Problem ▸
All the data should come back exactly as it was given.
----
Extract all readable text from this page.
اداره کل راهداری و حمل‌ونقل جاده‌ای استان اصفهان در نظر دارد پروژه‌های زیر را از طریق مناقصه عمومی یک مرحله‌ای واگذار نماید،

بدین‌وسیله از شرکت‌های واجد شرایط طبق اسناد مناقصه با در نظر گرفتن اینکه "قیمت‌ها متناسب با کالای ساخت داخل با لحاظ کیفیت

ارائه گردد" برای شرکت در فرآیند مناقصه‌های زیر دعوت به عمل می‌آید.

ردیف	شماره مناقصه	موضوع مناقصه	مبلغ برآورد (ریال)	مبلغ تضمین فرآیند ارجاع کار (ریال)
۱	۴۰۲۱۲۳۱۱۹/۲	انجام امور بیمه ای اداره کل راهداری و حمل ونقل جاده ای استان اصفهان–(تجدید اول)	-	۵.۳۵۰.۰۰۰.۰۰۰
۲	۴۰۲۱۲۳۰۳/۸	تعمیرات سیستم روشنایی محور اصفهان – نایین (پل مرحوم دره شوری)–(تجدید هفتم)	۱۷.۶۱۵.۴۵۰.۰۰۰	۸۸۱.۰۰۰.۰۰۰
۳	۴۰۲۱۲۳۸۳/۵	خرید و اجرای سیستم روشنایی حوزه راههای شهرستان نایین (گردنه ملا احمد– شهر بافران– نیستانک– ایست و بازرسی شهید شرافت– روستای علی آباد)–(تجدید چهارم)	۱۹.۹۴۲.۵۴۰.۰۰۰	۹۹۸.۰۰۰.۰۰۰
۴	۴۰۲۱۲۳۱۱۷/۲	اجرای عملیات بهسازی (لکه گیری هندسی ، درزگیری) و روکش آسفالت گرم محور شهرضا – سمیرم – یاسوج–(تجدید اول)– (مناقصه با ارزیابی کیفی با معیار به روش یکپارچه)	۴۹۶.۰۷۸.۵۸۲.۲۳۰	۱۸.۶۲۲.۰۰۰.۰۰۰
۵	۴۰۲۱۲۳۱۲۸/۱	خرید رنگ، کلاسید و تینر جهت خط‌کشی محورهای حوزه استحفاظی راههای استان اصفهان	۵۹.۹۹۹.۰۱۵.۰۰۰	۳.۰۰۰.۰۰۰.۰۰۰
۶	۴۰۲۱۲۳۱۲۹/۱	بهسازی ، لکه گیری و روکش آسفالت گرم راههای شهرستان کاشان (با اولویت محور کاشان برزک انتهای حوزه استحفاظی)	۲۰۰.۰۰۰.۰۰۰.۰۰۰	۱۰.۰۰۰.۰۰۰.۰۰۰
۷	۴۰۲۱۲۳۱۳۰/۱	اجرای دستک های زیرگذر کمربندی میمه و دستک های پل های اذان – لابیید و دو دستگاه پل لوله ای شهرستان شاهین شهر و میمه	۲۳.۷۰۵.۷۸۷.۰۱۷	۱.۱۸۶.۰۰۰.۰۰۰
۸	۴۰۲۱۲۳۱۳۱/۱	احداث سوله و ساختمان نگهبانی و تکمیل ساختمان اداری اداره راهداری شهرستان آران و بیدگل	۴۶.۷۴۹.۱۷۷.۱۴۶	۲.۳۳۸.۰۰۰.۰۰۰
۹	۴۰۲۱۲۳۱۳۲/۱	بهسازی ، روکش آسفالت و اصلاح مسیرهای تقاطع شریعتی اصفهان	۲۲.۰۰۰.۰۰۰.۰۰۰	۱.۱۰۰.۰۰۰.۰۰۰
----
Task solution ▸
Extract all readable text from this page.
اداره کل راهداری و حمل‌ونقل جاده‌ای استان اصفهان در نظر دارد پروژه‌های زیر را از طریق مناقصه عمومی یک مرحله‌ای واگذار نماید،

بدین‌وسیله از شرکت‌های واجد شرایط طبق اسناد مناقصه با در نظر گرفتن اینکه "قیمت‌ها متناسب با کالای ساخت داخل با لحاظ کیفیت

ارائه گردد" برای شرکت در فرآیند مناقصه‌های زیر دعوت به عمل می‌آید.

ردیف	شماره مناقصه	موضوع مناقصه	مبلغ برآورد (ریال)	مبلغ تضمین فرآیند ارجاع کار (ریال)
۱	۴۰۲۱۲۳۱۱۹/۲	انجام امور بیمه ای اداره کل راهداری و حمل ونقل جاده ای استان اصفهان–(تجدید اول)	-	۵.۳۵۰.۰۰۰.۰۰۰
۲	۴۰۲۱۲۳۰۳/۸	تعمیرات سیستم روشنایی محور اصفهان – نایین (پل مرحوم دره شوری)–(تجدید هفتم)	۱۷.۶۱۵.۴۵۰.۰۰۰	۸۸۱.۰۰۰.۰۰۰
۳	۴۰۲۱۲۳۸۳/۵	خرید و اجرای سیستم روشنایی حوزه راههای شهرستان نایین (گردنه ملا احمد– شهر بافران– نیستانک– ایست و بازرسی شهید شرافت– روستای علی آباد)–(تجدید چهارم)	۱۹.۹۴۲.۵۴۰.۰۰۰	۹۹۸.۰۰۰.۰۰۰
۴	۴۰۲۱۲۳۱۱۷/۲	اجرای عملیات بهسازی (لکه گیری هندسی ، درزگیری) و روکش آسفالت گرم محور شهرضا – سمیرم – یاسوج–(تجدید اول)– (مناقصه با ارزیابی کیفی با معیار به روش یکپارچه)	۴۹۶.۰۷۸.۵۸۲.۲۳۰	۱۸.۶۲۲.۰۰۰.۰۰۰
۵	۴۰۲۱۲۳۱۲۸/۱	خرید رنگ، کلاسید و تینر جهت خط‌کشی محورهای حوزه استحفاظی راههای استان اصفهان	۵۹.۹۹۹.۰۱۵.۰۰۰	۳.۰۰۰.۰۰۰.۰۰۰
۶	۴۰۲۱۲۳۱۲۹/۱	بهسازی ، لکه گیری و روکش آسفالت گرم راههای شهرستان کاشان (با اولویت محور کاشان برزک انتهای حوزه استحفاظی)	۲۰۰.۰۰۰.۰۰۰.۰۰۰	۱۰.۰۰۰.۰۰۰.۰۰۰
۷	۴۰۲۱۲۳۱۳۰/۱	اجرای دستک های زیرگذر کمربندی میمه و دستک های پل های اذان – لابیید و دو دستگاه پل لوله ای شهرستان شاهین شهر و میمه	۲۳.۷۰۵.۷۸۷.۰۱۷	۱.۱۸۶.۰۰۰.۰۰۰
۸	۴۰۲۱۲۳۱۳۱/۱	احداث سوله و ساختمان نگهبانی و تکمیل ساختمان اداری اداره راهداری شهرستان آران و بیدگل	۴۶.۷۴۹.۱۷۷.۱۴۶	۲.۳۳۸.۰۰۰.۰۰۰
۹	۴۰۲۱۲۳۱۳۲/۱	بهسازی ، روکش آسفالت و اصلاح مسیرهای تقاطع شریعتی اصفهان	۲۲.۰۰۰.۰۰۰.۰۰۰	۱.۱۰۰.۰۰۰.۰۰۰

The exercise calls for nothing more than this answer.